**Problem to work on:**
Return all lines with the word "concentration" in them.

------ Raw records ------

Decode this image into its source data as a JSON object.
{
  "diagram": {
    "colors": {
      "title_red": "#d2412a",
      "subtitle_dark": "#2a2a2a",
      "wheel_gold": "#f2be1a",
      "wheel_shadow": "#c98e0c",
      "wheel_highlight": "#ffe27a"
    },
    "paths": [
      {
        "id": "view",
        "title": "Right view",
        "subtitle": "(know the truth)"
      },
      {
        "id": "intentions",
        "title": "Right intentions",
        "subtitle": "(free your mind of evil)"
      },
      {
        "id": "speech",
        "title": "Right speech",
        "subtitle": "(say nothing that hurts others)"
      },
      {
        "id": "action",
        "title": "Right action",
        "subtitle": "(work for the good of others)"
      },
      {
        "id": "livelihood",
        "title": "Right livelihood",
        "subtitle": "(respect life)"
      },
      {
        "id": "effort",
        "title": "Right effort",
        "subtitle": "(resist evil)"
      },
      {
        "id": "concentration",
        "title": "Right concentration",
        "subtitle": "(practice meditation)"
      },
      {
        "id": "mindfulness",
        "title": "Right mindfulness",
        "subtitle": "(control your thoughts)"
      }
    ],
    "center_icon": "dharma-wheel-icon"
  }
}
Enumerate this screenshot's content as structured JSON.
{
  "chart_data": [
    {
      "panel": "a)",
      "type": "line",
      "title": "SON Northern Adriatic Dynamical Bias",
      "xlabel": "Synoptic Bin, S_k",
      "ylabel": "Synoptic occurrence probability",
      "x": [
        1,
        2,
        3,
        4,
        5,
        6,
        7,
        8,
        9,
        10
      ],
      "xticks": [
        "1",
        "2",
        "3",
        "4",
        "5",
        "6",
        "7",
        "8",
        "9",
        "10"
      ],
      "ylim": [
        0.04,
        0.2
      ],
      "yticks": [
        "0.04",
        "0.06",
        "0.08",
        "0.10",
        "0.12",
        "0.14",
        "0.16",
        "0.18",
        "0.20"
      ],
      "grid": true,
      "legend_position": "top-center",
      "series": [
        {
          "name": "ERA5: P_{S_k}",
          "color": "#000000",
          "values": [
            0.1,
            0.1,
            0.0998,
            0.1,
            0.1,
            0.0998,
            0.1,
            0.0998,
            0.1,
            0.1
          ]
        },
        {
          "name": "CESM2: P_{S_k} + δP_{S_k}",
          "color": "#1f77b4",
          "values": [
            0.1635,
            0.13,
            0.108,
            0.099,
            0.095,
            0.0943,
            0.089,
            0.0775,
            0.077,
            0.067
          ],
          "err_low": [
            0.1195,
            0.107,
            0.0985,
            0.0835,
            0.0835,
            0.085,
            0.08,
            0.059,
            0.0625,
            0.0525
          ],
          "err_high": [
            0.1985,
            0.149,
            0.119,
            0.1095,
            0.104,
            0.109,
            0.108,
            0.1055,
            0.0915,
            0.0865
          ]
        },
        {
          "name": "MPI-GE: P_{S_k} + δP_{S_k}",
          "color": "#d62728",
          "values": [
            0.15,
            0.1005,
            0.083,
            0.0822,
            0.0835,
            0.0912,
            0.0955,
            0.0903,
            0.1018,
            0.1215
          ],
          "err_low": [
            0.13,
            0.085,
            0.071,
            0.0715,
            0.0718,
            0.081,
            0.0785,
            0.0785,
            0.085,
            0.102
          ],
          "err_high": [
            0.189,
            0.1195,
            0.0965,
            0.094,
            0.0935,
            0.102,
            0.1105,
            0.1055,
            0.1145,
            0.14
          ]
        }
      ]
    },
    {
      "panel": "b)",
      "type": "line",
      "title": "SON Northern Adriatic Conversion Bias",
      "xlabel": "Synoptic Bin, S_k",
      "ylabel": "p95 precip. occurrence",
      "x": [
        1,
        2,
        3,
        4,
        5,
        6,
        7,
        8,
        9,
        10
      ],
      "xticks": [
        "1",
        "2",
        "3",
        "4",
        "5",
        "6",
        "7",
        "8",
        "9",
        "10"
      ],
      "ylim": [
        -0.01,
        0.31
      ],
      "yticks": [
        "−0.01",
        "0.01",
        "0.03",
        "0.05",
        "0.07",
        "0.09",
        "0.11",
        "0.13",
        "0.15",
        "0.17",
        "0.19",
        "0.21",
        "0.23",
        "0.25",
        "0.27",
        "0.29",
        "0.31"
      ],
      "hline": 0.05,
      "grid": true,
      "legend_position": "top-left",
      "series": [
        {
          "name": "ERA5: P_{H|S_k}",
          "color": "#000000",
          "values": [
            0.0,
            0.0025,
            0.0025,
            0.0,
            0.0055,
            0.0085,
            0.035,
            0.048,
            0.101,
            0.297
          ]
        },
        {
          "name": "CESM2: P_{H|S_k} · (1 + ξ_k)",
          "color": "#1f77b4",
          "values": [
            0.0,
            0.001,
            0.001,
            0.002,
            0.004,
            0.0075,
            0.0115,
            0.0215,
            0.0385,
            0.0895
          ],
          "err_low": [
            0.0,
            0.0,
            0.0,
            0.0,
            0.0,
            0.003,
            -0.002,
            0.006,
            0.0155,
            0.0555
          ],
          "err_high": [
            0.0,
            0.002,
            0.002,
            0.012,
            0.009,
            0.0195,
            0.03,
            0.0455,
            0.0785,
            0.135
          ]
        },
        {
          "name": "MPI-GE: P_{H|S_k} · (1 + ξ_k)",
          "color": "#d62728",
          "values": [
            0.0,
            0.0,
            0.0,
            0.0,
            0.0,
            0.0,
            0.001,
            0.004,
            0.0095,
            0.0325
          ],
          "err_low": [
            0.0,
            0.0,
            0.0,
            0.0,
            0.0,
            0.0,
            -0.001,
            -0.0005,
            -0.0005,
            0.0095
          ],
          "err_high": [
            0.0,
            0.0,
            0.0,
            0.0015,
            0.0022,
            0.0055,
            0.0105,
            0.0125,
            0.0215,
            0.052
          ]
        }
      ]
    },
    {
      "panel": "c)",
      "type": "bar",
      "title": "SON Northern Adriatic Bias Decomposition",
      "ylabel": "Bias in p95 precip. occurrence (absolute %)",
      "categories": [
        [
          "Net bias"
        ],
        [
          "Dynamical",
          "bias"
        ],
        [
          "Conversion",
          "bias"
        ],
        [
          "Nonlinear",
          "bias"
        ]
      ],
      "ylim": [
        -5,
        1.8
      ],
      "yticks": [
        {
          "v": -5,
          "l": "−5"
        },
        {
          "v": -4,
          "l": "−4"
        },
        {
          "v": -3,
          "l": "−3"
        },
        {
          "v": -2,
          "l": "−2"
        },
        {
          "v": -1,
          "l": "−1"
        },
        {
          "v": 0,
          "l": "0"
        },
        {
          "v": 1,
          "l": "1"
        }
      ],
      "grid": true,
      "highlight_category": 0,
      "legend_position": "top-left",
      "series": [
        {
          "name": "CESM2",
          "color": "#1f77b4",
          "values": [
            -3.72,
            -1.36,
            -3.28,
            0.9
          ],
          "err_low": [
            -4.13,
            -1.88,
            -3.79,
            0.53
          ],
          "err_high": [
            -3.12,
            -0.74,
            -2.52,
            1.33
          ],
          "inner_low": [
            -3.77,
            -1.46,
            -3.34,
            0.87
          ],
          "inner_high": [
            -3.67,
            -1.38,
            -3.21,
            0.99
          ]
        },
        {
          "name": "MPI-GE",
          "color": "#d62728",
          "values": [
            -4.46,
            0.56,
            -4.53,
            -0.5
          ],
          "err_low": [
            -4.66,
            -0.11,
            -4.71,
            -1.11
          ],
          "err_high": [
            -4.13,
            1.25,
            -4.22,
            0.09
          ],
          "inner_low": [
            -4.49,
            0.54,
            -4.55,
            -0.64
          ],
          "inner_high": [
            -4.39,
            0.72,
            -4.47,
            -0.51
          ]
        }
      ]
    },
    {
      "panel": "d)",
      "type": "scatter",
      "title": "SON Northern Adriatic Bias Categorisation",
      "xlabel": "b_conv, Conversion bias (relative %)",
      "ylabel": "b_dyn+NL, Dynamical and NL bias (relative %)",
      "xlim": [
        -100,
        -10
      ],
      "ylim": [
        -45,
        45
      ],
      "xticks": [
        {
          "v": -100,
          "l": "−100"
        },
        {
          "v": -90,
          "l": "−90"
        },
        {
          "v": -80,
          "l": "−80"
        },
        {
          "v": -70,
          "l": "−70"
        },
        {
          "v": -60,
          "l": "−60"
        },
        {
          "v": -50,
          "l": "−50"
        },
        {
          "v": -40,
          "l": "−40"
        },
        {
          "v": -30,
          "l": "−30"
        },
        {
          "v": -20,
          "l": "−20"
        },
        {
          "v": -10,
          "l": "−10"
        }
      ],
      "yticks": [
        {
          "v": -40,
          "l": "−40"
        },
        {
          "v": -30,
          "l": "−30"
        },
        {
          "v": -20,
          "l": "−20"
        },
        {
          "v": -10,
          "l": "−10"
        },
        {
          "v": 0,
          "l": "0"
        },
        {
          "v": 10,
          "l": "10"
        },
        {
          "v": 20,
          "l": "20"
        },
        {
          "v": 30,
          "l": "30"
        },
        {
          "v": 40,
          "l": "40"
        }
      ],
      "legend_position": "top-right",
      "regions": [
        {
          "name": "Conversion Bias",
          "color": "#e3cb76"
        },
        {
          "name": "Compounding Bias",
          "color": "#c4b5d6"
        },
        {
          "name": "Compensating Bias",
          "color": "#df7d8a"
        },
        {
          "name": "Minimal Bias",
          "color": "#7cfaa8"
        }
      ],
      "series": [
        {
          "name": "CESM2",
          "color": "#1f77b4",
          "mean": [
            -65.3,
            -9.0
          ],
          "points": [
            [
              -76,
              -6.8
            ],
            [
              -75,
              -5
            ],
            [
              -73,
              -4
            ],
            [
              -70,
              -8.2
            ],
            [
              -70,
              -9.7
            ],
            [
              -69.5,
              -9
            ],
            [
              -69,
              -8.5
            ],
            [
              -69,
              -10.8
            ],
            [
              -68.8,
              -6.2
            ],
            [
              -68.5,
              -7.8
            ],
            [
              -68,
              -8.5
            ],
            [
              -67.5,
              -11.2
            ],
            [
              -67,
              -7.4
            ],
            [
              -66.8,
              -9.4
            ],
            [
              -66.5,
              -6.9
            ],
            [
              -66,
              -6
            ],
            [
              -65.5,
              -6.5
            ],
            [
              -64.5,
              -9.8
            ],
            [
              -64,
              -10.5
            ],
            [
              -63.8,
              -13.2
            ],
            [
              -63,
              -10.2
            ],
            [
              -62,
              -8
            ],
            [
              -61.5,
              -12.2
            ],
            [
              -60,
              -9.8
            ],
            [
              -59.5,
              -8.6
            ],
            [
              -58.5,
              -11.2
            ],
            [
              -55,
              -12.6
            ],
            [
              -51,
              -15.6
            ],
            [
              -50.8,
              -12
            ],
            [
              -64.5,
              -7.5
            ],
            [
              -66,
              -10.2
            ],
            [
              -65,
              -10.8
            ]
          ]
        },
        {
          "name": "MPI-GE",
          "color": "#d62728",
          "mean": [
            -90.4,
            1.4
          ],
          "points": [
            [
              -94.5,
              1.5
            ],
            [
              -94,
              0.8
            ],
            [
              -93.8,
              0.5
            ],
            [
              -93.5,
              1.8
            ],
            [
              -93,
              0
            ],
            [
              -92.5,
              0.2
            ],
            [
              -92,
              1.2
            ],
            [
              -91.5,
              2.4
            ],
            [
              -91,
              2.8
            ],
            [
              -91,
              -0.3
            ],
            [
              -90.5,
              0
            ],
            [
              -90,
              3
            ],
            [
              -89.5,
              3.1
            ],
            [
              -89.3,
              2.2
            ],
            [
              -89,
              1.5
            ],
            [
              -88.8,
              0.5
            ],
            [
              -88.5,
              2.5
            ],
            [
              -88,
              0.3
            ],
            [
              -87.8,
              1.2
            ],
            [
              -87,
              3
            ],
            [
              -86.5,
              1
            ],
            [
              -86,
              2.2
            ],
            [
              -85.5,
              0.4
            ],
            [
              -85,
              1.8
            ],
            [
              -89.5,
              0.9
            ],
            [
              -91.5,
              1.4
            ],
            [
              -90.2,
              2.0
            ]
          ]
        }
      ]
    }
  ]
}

------

**Reply to the exercise:**
        "id": "concentration",
        "title": "Right concentration",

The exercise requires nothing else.